Listed entries>
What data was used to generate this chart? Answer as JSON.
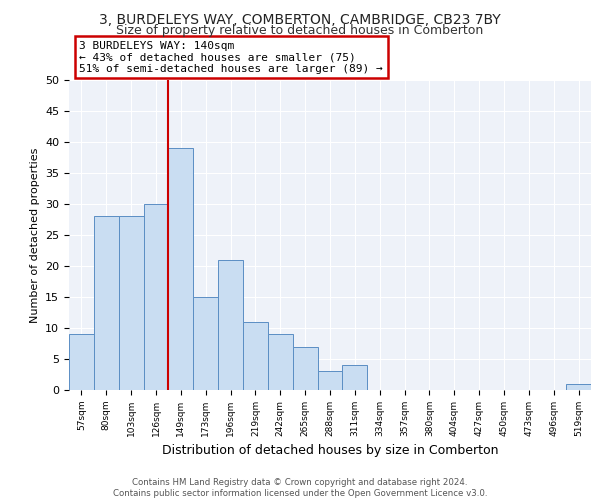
{
  "title1": "3, BURDELEYS WAY, COMBERTON, CAMBRIDGE, CB23 7BY",
  "title2": "Size of property relative to detached houses in Comberton",
  "xlabel": "Distribution of detached houses by size in Comberton",
  "ylabel": "Number of detached properties",
  "bar_labels": [
    "57sqm",
    "80sqm",
    "103sqm",
    "126sqm",
    "149sqm",
    "173sqm",
    "196sqm",
    "219sqm",
    "242sqm",
    "265sqm",
    "288sqm",
    "311sqm",
    "334sqm",
    "357sqm",
    "380sqm",
    "404sqm",
    "427sqm",
    "450sqm",
    "473sqm",
    "496sqm",
    "519sqm"
  ],
  "bar_values": [
    9,
    28,
    28,
    30,
    39,
    15,
    21,
    11,
    9,
    7,
    3,
    4,
    0,
    0,
    0,
    0,
    0,
    0,
    0,
    0,
    1
  ],
  "bar_color": "#c9ddf2",
  "bar_edge_color": "#5b8ec4",
  "annotation_text": "3 BURDELEYS WAY: 140sqm\n← 43% of detached houses are smaller (75)\n51% of semi-detached houses are larger (89) →",
  "vline_x": 3.5,
  "vline_color": "#cc0000",
  "annotation_box_color": "#cc0000",
  "ylim": [
    0,
    50
  ],
  "yticks": [
    0,
    5,
    10,
    15,
    20,
    25,
    30,
    35,
    40,
    45,
    50
  ],
  "footnote": "Contains HM Land Registry data © Crown copyright and database right 2024.\nContains public sector information licensed under the Open Government Licence v3.0.",
  "background_color": "#eef2f9",
  "grid_color": "#ffffff",
  "title1_fontsize": 10,
  "title2_fontsize": 9
}
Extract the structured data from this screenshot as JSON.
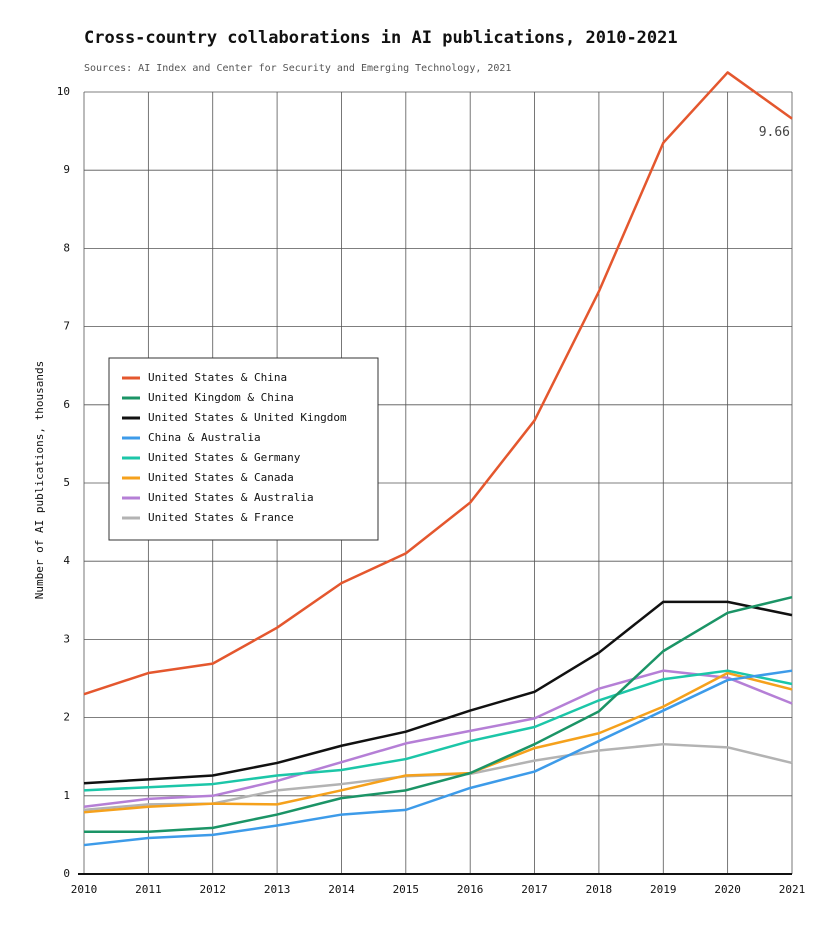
{
  "chart_data": {
    "type": "line",
    "title": "Cross-country collaborations in AI publications, 2010-2021",
    "subtitle": "Sources: AI Index and Center for Security and Emerging Technology, 2021",
    "y_label": "Number of AI publications, thousands",
    "x": [
      2010,
      2011,
      2012,
      2013,
      2014,
      2015,
      2016,
      2017,
      2018,
      2019,
      2020,
      2021
    ],
    "xlim": [
      2010,
      2021
    ],
    "xticks": [
      2010,
      2011,
      2012,
      2013,
      2014,
      2015,
      2016,
      2017,
      2018,
      2019,
      2020,
      2021
    ],
    "ylim": [
      0,
      10
    ],
    "yticks": [
      0,
      1,
      2,
      3,
      4,
      5,
      6,
      7,
      8,
      9,
      10
    ],
    "grid": true,
    "series": [
      {
        "name": "United States & China",
        "color": "#e4572e",
        "values": [
          2.3,
          2.57,
          2.69,
          3.15,
          3.72,
          4.1,
          4.75,
          5.8,
          7.45,
          9.35,
          10.25,
          9.66
        ]
      },
      {
        "name": "United Kingdom & China",
        "color": "#1b9466",
        "values": [
          0.54,
          0.54,
          0.59,
          0.76,
          0.97,
          1.07,
          1.29,
          1.66,
          2.08,
          2.85,
          3.34,
          3.54
        ]
      },
      {
        "name": "United States & United Kingdom",
        "color": "#111111",
        "values": [
          1.16,
          1.21,
          1.26,
          1.42,
          1.64,
          1.82,
          2.09,
          2.33,
          2.83,
          3.48,
          3.48,
          3.31
        ]
      },
      {
        "name": "China & Australia",
        "color": "#3d9be9",
        "values": [
          0.37,
          0.46,
          0.5,
          0.62,
          0.76,
          0.82,
          1.1,
          1.31,
          1.7,
          2.09,
          2.48,
          2.6
        ]
      },
      {
        "name": "United States & Germany",
        "color": "#1cc6a8",
        "values": [
          1.07,
          1.11,
          1.15,
          1.26,
          1.33,
          1.47,
          1.7,
          1.88,
          2.22,
          2.49,
          2.6,
          2.43
        ]
      },
      {
        "name": "United States & Canada",
        "color": "#f5a11c",
        "values": [
          0.79,
          0.86,
          0.9,
          0.89,
          1.07,
          1.26,
          1.29,
          1.61,
          1.8,
          2.14,
          2.57,
          2.36
        ]
      },
      {
        "name": "United States & Australia",
        "color": "#b57fd6",
        "values": [
          0.86,
          0.96,
          1.0,
          1.19,
          1.43,
          1.67,
          1.83,
          1.99,
          2.37,
          2.6,
          2.51,
          2.18
        ]
      },
      {
        "name": "United States & France",
        "color": "#b3b3b3",
        "values": [
          0.82,
          0.89,
          0.9,
          1.07,
          1.15,
          1.25,
          1.28,
          1.45,
          1.58,
          1.66,
          1.62,
          1.42
        ]
      }
    ]
  }
}
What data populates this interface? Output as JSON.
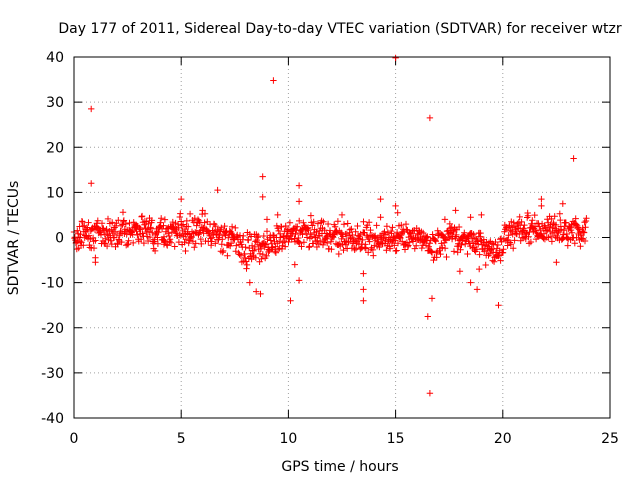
{
  "chart_data": {
    "type": "scatter",
    "title": "Day 177 of 2011, Sidereal Day-to-day VTEC variation (SDTVAR) for receiver wtzr",
    "xlabel": "GPS time / hours",
    "ylabel": "SDTVAR / TECUs",
    "xlim": [
      0,
      25
    ],
    "ylim": [
      -40,
      40
    ],
    "xticks": [
      0,
      5,
      10,
      15,
      20,
      25
    ],
    "yticks": [
      -40,
      -30,
      -20,
      -10,
      0,
      10,
      20,
      30,
      40
    ],
    "grid": true,
    "marker": "+",
    "series": [
      {
        "name": "SDTVAR wtzr",
        "color": "#ff0000",
        "trend": [
          {
            "x": 0.0,
            "y": 0.0
          },
          {
            "x": 0.5,
            "y": 0.8
          },
          {
            "x": 1.0,
            "y": 1.2
          },
          {
            "x": 1.5,
            "y": 1.0
          },
          {
            "x": 2.0,
            "y": 1.3
          },
          {
            "x": 2.4,
            "y": 2.0
          },
          {
            "x": 3.0,
            "y": 1.5
          },
          {
            "x": 4.0,
            "y": 1.2
          },
          {
            "x": 5.0,
            "y": 1.5
          },
          {
            "x": 6.0,
            "y": 1.0
          },
          {
            "x": 7.0,
            "y": 0.5
          },
          {
            "x": 7.6,
            "y": -1.0
          },
          {
            "x": 8.0,
            "y": -3.0
          },
          {
            "x": 8.5,
            "y": -2.0
          },
          {
            "x": 9.0,
            "y": -1.0
          },
          {
            "x": 10.0,
            "y": 0.5
          },
          {
            "x": 11.0,
            "y": 1.0
          },
          {
            "x": 12.0,
            "y": 0.5
          },
          {
            "x": 13.0,
            "y": -0.5
          },
          {
            "x": 14.0,
            "y": -1.0
          },
          {
            "x": 15.0,
            "y": 0.0
          },
          {
            "x": 16.0,
            "y": 0.5
          },
          {
            "x": 16.7,
            "y": -2.0
          },
          {
            "x": 17.5,
            "y": 0.5
          },
          {
            "x": 18.5,
            "y": -0.5
          },
          {
            "x": 19.0,
            "y": -2.0
          },
          {
            "x": 19.8,
            "y": -3.0
          },
          {
            "x": 20.2,
            "y": 1.0
          },
          {
            "x": 21.0,
            "y": 1.5
          },
          {
            "x": 22.0,
            "y": 2.0
          },
          {
            "x": 22.8,
            "y": 1.0
          },
          {
            "x": 23.5,
            "y": 1.5
          },
          {
            "x": 23.9,
            "y": 1.5
          }
        ],
        "spread": 2.0,
        "outliers": [
          {
            "x": 0.8,
            "y": 28.5
          },
          {
            "x": 0.8,
            "y": 12.0
          },
          {
            "x": 1.0,
            "y": -4.5
          },
          {
            "x": 1.0,
            "y": -5.5
          },
          {
            "x": 4.2,
            "y": -1.5
          },
          {
            "x": 5.0,
            "y": 8.5
          },
          {
            "x": 5.2,
            "y": -3.0
          },
          {
            "x": 6.0,
            "y": 6.0
          },
          {
            "x": 6.7,
            "y": 10.5
          },
          {
            "x": 8.2,
            "y": -10.0
          },
          {
            "x": 8.5,
            "y": -12.0
          },
          {
            "x": 8.7,
            "y": -12.5
          },
          {
            "x": 8.8,
            "y": 9.0
          },
          {
            "x": 8.8,
            "y": 13.5
          },
          {
            "x": 9.0,
            "y": 4.0
          },
          {
            "x": 9.3,
            "y": 34.8
          },
          {
            "x": 9.5,
            "y": 5.0
          },
          {
            "x": 10.1,
            "y": -14.0
          },
          {
            "x": 10.3,
            "y": -6.0
          },
          {
            "x": 10.5,
            "y": -9.5
          },
          {
            "x": 10.5,
            "y": 11.5
          },
          {
            "x": 10.5,
            "y": 8.0
          },
          {
            "x": 12.5,
            "y": 5.0
          },
          {
            "x": 13.5,
            "y": -11.5
          },
          {
            "x": 13.5,
            "y": -14.0
          },
          {
            "x": 13.5,
            "y": -8.0
          },
          {
            "x": 14.3,
            "y": 8.5
          },
          {
            "x": 14.3,
            "y": 4.5
          },
          {
            "x": 15.0,
            "y": 39.8
          },
          {
            "x": 15.0,
            "y": 7.0
          },
          {
            "x": 15.1,
            "y": 5.5
          },
          {
            "x": 16.6,
            "y": 26.5
          },
          {
            "x": 16.5,
            "y": -17.5
          },
          {
            "x": 16.7,
            "y": -13.5
          },
          {
            "x": 16.6,
            "y": -34.5
          },
          {
            "x": 17.3,
            "y": 4.0
          },
          {
            "x": 17.8,
            "y": 6.0
          },
          {
            "x": 18.0,
            "y": -7.5
          },
          {
            "x": 18.5,
            "y": 4.5
          },
          {
            "x": 18.5,
            "y": -10.0
          },
          {
            "x": 18.8,
            "y": -11.5
          },
          {
            "x": 18.9,
            "y": -7.0
          },
          {
            "x": 19.0,
            "y": 5.0
          },
          {
            "x": 19.8,
            "y": -15.0
          },
          {
            "x": 21.8,
            "y": 8.5
          },
          {
            "x": 21.8,
            "y": 7.0
          },
          {
            "x": 22.5,
            "y": -5.5
          },
          {
            "x": 22.8,
            "y": 7.5
          },
          {
            "x": 23.3,
            "y": 17.5
          }
        ]
      }
    ]
  }
}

Task prompt> Check each line of the entries above, and show every one holding the word "Australia".

Output>
        "name": "China & Australia",
        "name": "United States & Australia",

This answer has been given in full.